--- Start of Task input ---

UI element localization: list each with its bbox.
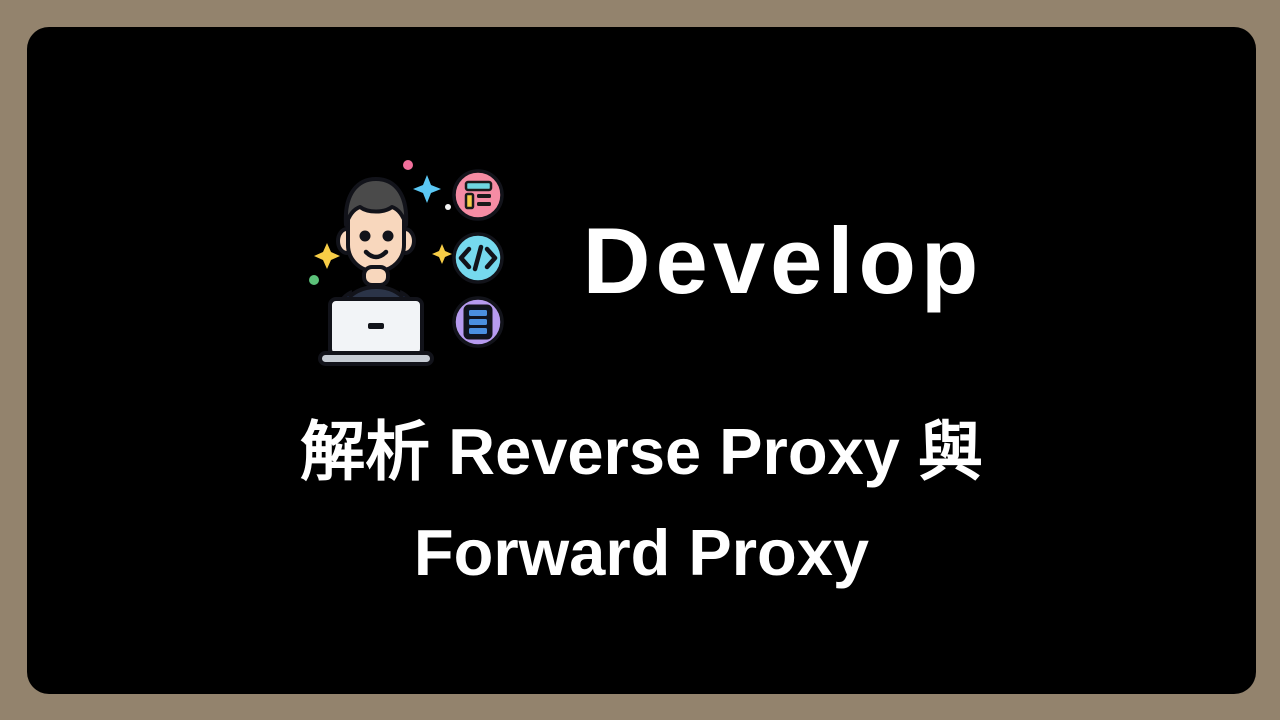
badge-wireframe-layout bbox=[454, 171, 502, 219]
pink-dot-sparkle bbox=[403, 160, 413, 170]
subtitle-line-1: 解析 Reverse Proxy 與 bbox=[27, 402, 1256, 503]
developer-illustration-svg bbox=[300, 149, 515, 379]
laptop-base bbox=[320, 353, 432, 364]
page-title: Develop bbox=[583, 214, 984, 314]
yellow-star-sparkle bbox=[314, 243, 340, 269]
laptop-logo bbox=[368, 323, 384, 329]
subtitle: 解析 Reverse Proxy 與 Forward Proxy bbox=[27, 402, 1256, 604]
neck bbox=[364, 267, 388, 285]
blue-star-sparkle bbox=[413, 175, 441, 203]
hero-row: Develop bbox=[27, 139, 1256, 389]
eye-right bbox=[382, 231, 393, 242]
yellow-small-star-sparkle bbox=[432, 244, 452, 264]
badge-code-brackets bbox=[454, 234, 502, 282]
developer-illustration bbox=[300, 149, 515, 379]
slide-card: Develop 解析 Reverse Proxy 與 Forward Proxy bbox=[27, 27, 1256, 694]
green-dot-sparkle bbox=[309, 275, 319, 285]
eye-left bbox=[359, 231, 370, 242]
badge-server-stack bbox=[454, 298, 502, 346]
white-dot-sparkle bbox=[445, 204, 451, 210]
subtitle-line-2: Forward Proxy bbox=[27, 503, 1256, 604]
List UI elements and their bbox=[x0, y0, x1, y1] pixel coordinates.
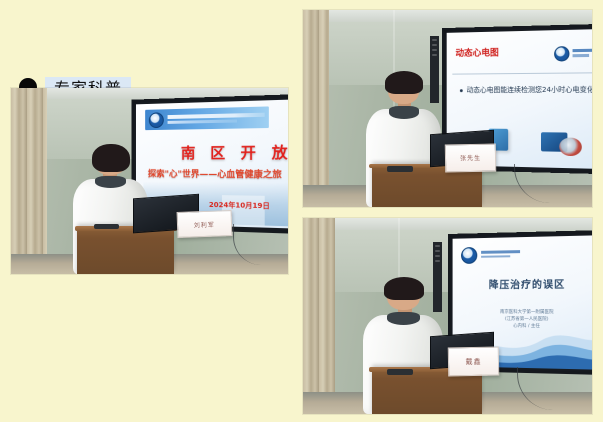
presenter-collar bbox=[387, 312, 419, 324]
podium-left bbox=[77, 226, 174, 274]
lecture-scene-left: 南 区 开 放 日 探索"心"世界——心血管健康之旅 2024年10月19日 刘… bbox=[11, 88, 288, 274]
hospital-emblem-icon bbox=[149, 112, 164, 128]
hospital-logo-corner bbox=[554, 46, 592, 62]
hospital-logo-banner bbox=[145, 107, 269, 131]
window-curtain bbox=[303, 10, 329, 207]
hospital-logo-top-left bbox=[461, 246, 520, 264]
name-placard-text: 张先生 bbox=[460, 153, 481, 163]
presenter-hair bbox=[385, 71, 423, 94]
hospital-emblem-icon bbox=[461, 247, 477, 264]
microphone-bottom-right bbox=[387, 369, 413, 375]
presenter-hair bbox=[384, 277, 425, 300]
slide-subtitle: 探索"心"世界——心血管健康之旅 bbox=[148, 167, 282, 181]
name-placard-text: 刘利军 bbox=[194, 219, 215, 229]
microphone-top-right bbox=[387, 166, 413, 172]
slide-divider bbox=[452, 72, 592, 74]
slide-bullet-text: 动态心电图能连续检测您24小时心电变化 bbox=[460, 85, 592, 95]
lecture-scene-bottom-right: 降压治疗的误区 南京医科大学第一附属医院 (江苏省第一人民医院) 心内科 / 主… bbox=[303, 218, 592, 414]
ceiling-strip bbox=[303, 10, 592, 22]
name-placard-bottom-right: 戴鑫 bbox=[447, 347, 499, 377]
microphone-left bbox=[94, 224, 119, 230]
page-header: 专家科普 bbox=[0, 36, 300, 70]
holter-recorder-image bbox=[540, 131, 567, 151]
name-placard-top-right: 张先生 bbox=[444, 144, 496, 172]
window-curtain bbox=[11, 88, 47, 274]
presenter-collar bbox=[389, 106, 419, 118]
lecture-scene-top-right: 动态心电图 动态心电图能连续检测您24小时心电变化 bbox=[303, 10, 592, 207]
presenter-hair bbox=[92, 144, 130, 173]
hospital-logo-text bbox=[168, 113, 266, 124]
hospital-emblem-icon bbox=[554, 46, 569, 61]
slide-title: 降压治疗的误区 bbox=[452, 275, 592, 291]
photo-top-right[interactable]: 动态心电图 动态心电图能连续检测您24小时心电变化 bbox=[303, 10, 592, 207]
name-placard-text: 戴鑫 bbox=[465, 357, 481, 368]
name-placard-left: 刘利军 bbox=[177, 210, 233, 238]
photo-left[interactable]: 南 区 开 放 日 探索"心"世界——心血管健康之旅 2024年10月19日 刘… bbox=[11, 88, 288, 274]
ceiling-strip bbox=[303, 218, 592, 230]
photo-bottom-right[interactable]: 降压治疗的误区 南京医科大学第一附属医院 (江苏省第一人民医院) 心内科 / 主… bbox=[303, 218, 592, 414]
slide-title: 南 区 开 放 日 bbox=[181, 141, 288, 163]
presenter-collar bbox=[95, 176, 126, 188]
window-curtain bbox=[303, 218, 335, 414]
slide-title: 动态心电图 bbox=[455, 45, 498, 59]
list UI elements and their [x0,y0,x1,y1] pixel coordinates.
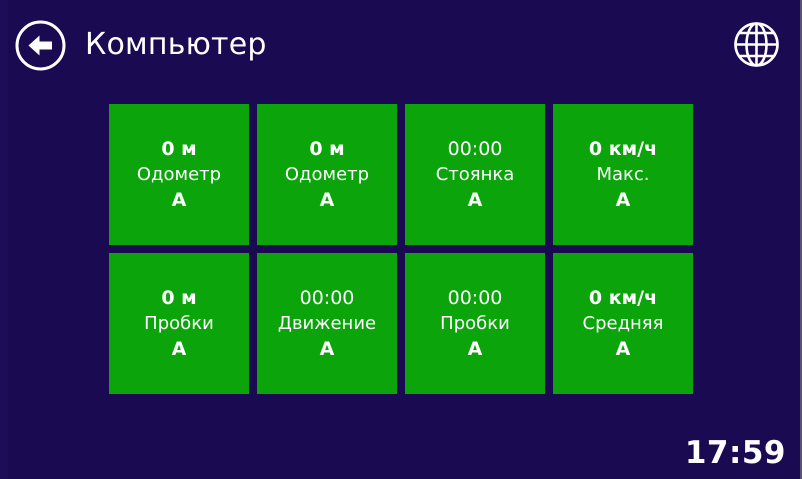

--- End of Task input ---

Exercise goal.
Copy the material above word for word, covering every listing in full, and leave the pictures out of your answer.

Response to the exercise.
UI element localization: list each with its bbox.
badge-wireframe-layout bbox=[454, 171, 502, 219]
pink-dot-sparkle bbox=[403, 160, 413, 170]
subtitle-line-1: 解析 Reverse Proxy 與 bbox=[27, 402, 1256, 503]
developer-illustration-svg bbox=[300, 149, 515, 379]
laptop-base bbox=[320, 353, 432, 364]
page-title: Develop bbox=[583, 214, 984, 314]
yellow-star-sparkle bbox=[314, 243, 340, 269]
laptop-logo bbox=[368, 323, 384, 329]
subtitle: 解析 Reverse Proxy 與 Forward Proxy bbox=[27, 402, 1256, 604]
neck bbox=[364, 267, 388, 285]
blue-star-sparkle bbox=[413, 175, 441, 203]
hero-row: Develop bbox=[27, 139, 1256, 389]
eye-right bbox=[382, 231, 393, 242]
yellow-small-star-sparkle bbox=[432, 244, 452, 264]
badge-code-brackets bbox=[454, 234, 502, 282]
developer-illustration bbox=[300, 149, 515, 379]
slide-card: Develop 解析 Reverse Proxy 與 Forward Proxy bbox=[27, 27, 1256, 694]
green-dot-sparkle bbox=[309, 275, 319, 285]
eye-left bbox=[359, 231, 370, 242]
badge-server-stack bbox=[454, 298, 502, 346]
white-dot-sparkle bbox=[445, 204, 451, 210]
subtitle-line-2: Forward Proxy bbox=[27, 503, 1256, 604]
List UI elements and their bbox=[x0, y0, x1, y1] pixel coordinates.
presenter-collar bbox=[387, 312, 419, 324]
podium-left bbox=[77, 226, 174, 274]
lecture-scene-left: 南 区 开 放 日 探索"心"世界——心血管健康之旅 2024年10月19日 刘… bbox=[11, 88, 288, 274]
hospital-emblem-icon bbox=[149, 112, 164, 128]
hospital-logo-corner bbox=[554, 46, 592, 62]
hospital-logo-banner bbox=[145, 107, 269, 131]
window-curtain bbox=[303, 10, 329, 207]
hospital-logo-top-left bbox=[461, 246, 520, 264]
name-placard-text: 张先生 bbox=[460, 153, 481, 163]
presenter-hair bbox=[385, 71, 423, 94]
hospital-emblem-icon bbox=[461, 247, 477, 264]
microphone-bottom-right bbox=[387, 369, 413, 375]
presenter-hair bbox=[384, 277, 425, 300]
slide-subtitle: 探索"心"世界——心血管健康之旅 bbox=[148, 167, 282, 181]
name-placard-text: 刘利军 bbox=[194, 219, 215, 229]
microphone-top-right bbox=[387, 166, 413, 172]
slide-divider bbox=[452, 72, 592, 74]
slide-bullet-text: 动态心电图能连续检测您24小时心电变化 bbox=[460, 85, 592, 95]
lecture-scene-bottom-right: 降压治疗的误区 南京医科大学第一附属医院 (江苏省第一人民医院) 心内科 / 主… bbox=[303, 218, 592, 414]
ceiling-strip bbox=[303, 10, 592, 22]
name-placard-bottom-right: 戴鑫 bbox=[447, 347, 499, 377]
microphone-left bbox=[94, 224, 119, 230]
page-header: 专家科普 bbox=[0, 36, 300, 70]
holter-recorder-image bbox=[540, 131, 567, 151]
name-placard-top-right: 张先生 bbox=[444, 144, 496, 172]
window-curtain bbox=[11, 88, 47, 274]
presenter-collar bbox=[389, 106, 419, 118]
lecture-scene-top-right: 动态心电图 动态心电图能连续检测您24小时心电变化 bbox=[303, 10, 592, 207]
presenter-hair bbox=[92, 144, 130, 173]
hospital-logo-text bbox=[168, 113, 266, 124]
hospital-emblem-icon bbox=[554, 46, 569, 61]
slide-title: 降压治疗的误区 bbox=[452, 275, 592, 291]
photo-top-right[interactable]: 动态心电图 动态心电图能连续检测您24小时心电变化 bbox=[303, 10, 592, 207]
name-placard-text: 戴鑫 bbox=[465, 357, 481, 368]
name-placard-left: 刘利军 bbox=[177, 210, 233, 238]
photo-left[interactable]: 南 区 开 放 日 探索"心"世界——心血管健康之旅 2024年10月19日 刘… bbox=[11, 88, 288, 274]
ceiling-strip bbox=[303, 218, 592, 230]
photo-bottom-right[interactable]: 降压治疗的误区 南京医科大学第一附属医院 (江苏省第一人民医院) 心内科 / 主… bbox=[303, 218, 592, 414]
slide-title: 南 区 开 放 日 bbox=[181, 141, 288, 163]
presenter-collar bbox=[95, 176, 126, 188]
window-curtain bbox=[303, 218, 335, 414]
slide-title: 动态心电图 bbox=[455, 45, 498, 59]
list UI elements and their [x0,y0,x1,y1] pixel coordinates.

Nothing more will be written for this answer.